BEGIN
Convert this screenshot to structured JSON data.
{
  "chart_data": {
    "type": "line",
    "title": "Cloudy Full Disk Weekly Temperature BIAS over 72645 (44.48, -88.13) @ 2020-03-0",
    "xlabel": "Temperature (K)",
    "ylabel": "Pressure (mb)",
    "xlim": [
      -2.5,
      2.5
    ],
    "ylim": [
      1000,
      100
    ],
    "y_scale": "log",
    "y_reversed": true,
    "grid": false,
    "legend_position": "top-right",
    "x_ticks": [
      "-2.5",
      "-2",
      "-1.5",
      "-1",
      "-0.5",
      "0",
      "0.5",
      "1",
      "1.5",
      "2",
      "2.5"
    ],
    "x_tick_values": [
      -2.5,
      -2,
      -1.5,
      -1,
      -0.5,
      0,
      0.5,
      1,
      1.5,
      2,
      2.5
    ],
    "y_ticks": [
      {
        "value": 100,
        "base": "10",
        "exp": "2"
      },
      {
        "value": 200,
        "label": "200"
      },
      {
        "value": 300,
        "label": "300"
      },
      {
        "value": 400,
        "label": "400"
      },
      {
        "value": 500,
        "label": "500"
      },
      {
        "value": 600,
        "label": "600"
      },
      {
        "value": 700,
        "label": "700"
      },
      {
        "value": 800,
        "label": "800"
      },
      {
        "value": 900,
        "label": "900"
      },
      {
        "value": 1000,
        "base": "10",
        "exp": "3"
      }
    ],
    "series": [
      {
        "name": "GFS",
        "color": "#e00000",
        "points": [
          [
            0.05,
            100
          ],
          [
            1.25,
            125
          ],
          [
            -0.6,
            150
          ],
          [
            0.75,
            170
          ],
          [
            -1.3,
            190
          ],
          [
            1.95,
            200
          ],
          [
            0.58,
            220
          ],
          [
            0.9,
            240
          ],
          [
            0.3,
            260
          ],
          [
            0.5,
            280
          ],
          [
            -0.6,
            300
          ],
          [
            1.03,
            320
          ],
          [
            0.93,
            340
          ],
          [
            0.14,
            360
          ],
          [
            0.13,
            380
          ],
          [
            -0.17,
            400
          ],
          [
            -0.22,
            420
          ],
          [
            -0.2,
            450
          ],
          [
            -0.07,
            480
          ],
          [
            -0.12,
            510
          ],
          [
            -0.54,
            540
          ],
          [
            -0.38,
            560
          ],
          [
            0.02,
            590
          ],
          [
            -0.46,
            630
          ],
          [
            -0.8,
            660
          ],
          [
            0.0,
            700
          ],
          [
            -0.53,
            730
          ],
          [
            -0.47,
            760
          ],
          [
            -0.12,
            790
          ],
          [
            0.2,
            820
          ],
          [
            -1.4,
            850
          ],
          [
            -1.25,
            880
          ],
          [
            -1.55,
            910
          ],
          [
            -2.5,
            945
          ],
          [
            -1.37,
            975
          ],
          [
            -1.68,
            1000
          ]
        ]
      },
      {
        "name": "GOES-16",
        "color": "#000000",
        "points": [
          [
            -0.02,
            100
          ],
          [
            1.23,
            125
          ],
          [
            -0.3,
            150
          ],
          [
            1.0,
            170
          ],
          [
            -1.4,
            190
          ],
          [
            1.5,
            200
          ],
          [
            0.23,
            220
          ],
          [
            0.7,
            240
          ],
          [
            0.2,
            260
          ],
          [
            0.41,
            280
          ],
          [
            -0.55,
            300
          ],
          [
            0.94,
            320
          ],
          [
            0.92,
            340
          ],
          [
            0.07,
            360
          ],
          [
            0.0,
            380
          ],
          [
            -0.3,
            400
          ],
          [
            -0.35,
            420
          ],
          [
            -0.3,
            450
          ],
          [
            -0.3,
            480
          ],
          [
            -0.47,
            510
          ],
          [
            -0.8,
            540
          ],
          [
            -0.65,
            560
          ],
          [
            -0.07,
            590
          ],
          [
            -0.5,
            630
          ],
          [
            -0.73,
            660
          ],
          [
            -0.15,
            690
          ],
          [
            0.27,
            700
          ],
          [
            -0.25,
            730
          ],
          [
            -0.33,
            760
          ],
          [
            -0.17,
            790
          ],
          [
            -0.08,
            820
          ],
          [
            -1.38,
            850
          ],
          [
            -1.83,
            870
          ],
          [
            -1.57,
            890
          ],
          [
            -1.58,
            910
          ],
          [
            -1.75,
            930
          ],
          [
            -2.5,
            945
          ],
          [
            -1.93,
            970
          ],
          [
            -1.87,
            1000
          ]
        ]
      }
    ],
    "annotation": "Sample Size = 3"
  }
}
END
### EXERCISE DETAILS:
Reproduce the material verbatim, line by line.

### RESULT:
Convert this screenshot to structured JSON data.
{
  "chart_data": {
    "type": "line",
    "title": "Cloudy Full Disk Weekly Temperature BIAS over 72645 (44.48, -88.13) @ 2020-03-0",
    "xlabel": "Temperature (K)",
    "ylabel": "Pressure (mb)",
    "xlim": [
      -2.5,
      2.5
    ],
    "ylim": [
      1000,
      100
    ],
    "y_scale": "log",
    "y_reversed": true,
    "grid": false,
    "legend_position": "top-right",
    "x_ticks": [
      "-2.5",
      "-2",
      "-1.5",
      "-1",
      "-0.5",
      "0",
      "0.5",
      "1",
      "1.5",
      "2",
      "2.5"
    ],
    "x_tick_values": [
      -2.5,
      -2,
      -1.5,
      -1,
      -0.5,
      0,
      0.5,
      1,
      1.5,
      2,
      2.5
    ],
    "y_ticks": [
      {
        "value": 100,
        "base": "10",
        "exp": "2"
      },
      {
        "value": 200,
        "label": "200"
      },
      {
        "value": 300,
        "label": "300"
      },
      {
        "value": 400,
        "label": "400"
      },
      {
        "value": 500,
        "label": "500"
      },
      {
        "value": 600,
        "label": "600"
      },
      {
        "value": 700,
        "label": "700"
      },
      {
        "value": 800,
        "label": "800"
      },
      {
        "value": 900,
        "label": "900"
      },
      {
        "value": 1000,
        "base": "10",
        "exp": "3"
      }
    ],
    "series": [
      {
        "name": "GFS",
        "color": "#e00000",
        "points": [
          [
            0.05,
            100
          ],
          [
            1.25,
            125
          ],
          [
            -0.6,
            150
          ],
          [
            0.75,
            170
          ],
          [
            -1.3,
            190
          ],
          [
            1.95,
            200
          ],
          [
            0.58,
            220
          ],
          [
            0.9,
            240
          ],
          [
            0.3,
            260
          ],
          [
            0.5,
            280
          ],
          [
            -0.6,
            300
          ],
          [
            1.03,
            320
          ],
          [
            0.93,
            340
          ],
          [
            0.14,
            360
          ],
          [
            0.13,
            380
          ],
          [
            -0.17,
            400
          ],
          [
            -0.22,
            420
          ],
          [
            -0.2,
            450
          ],
          [
            -0.07,
            480
          ],
          [
            -0.12,
            510
          ],
          [
            -0.54,
            540
          ],
          [
            -0.38,
            560
          ],
          [
            0.02,
            590
          ],
          [
            -0.46,
            630
          ],
          [
            -0.8,
            660
          ],
          [
            0.0,
            700
          ],
          [
            -0.53,
            730
          ],
          [
            -0.47,
            760
          ],
          [
            -0.12,
            790
          ],
          [
            0.2,
            820
          ],
          [
            -1.4,
            850
          ],
          [
            -1.25,
            880
          ],
          [
            -1.55,
            910
          ],
          [
            -2.5,
            945
          ],
          [
            -1.37,
            975
          ],
          [
            -1.68,
            1000
          ]
        ]
      },
      {
        "name": "GOES-16",
        "color": "#000000",
        "points": [
          [
            -0.02,
            100
          ],
          [
            1.23,
            125
          ],
          [
            -0.3,
            150
          ],
          [
            1.0,
            170
          ],
          [
            -1.4,
            190
          ],
          [
            1.5,
            200
          ],
          [
            0.23,
            220
          ],
          [
            0.7,
            240
          ],
          [
            0.2,
            260
          ],
          [
            0.41,
            280
          ],
          [
            -0.55,
            300
          ],
          [
            0.94,
            320
          ],
          [
            0.92,
            340
          ],
          [
            0.07,
            360
          ],
          [
            0.0,
            380
          ],
          [
            -0.3,
            400
          ],
          [
            -0.35,
            420
          ],
          [
            -0.3,
            450
          ],
          [
            -0.3,
            480
          ],
          [
            -0.47,
            510
          ],
          [
            -0.8,
            540
          ],
          [
            -0.65,
            560
          ],
          [
            -0.07,
            590
          ],
          [
            -0.5,
            630
          ],
          [
            -0.73,
            660
          ],
          [
            -0.15,
            690
          ],
          [
            0.27,
            700
          ],
          [
            -0.25,
            730
          ],
          [
            -0.33,
            760
          ],
          [
            -0.17,
            790
          ],
          [
            -0.08,
            820
          ],
          [
            -1.38,
            850
          ],
          [
            -1.83,
            870
          ],
          [
            -1.57,
            890
          ],
          [
            -1.58,
            910
          ],
          [
            -1.75,
            930
          ],
          [
            -2.5,
            945
          ],
          [
            -1.93,
            970
          ],
          [
            -1.87,
            1000
          ]
        ]
      }
    ],
    "annotation": "Sample Size = 3"
  }
}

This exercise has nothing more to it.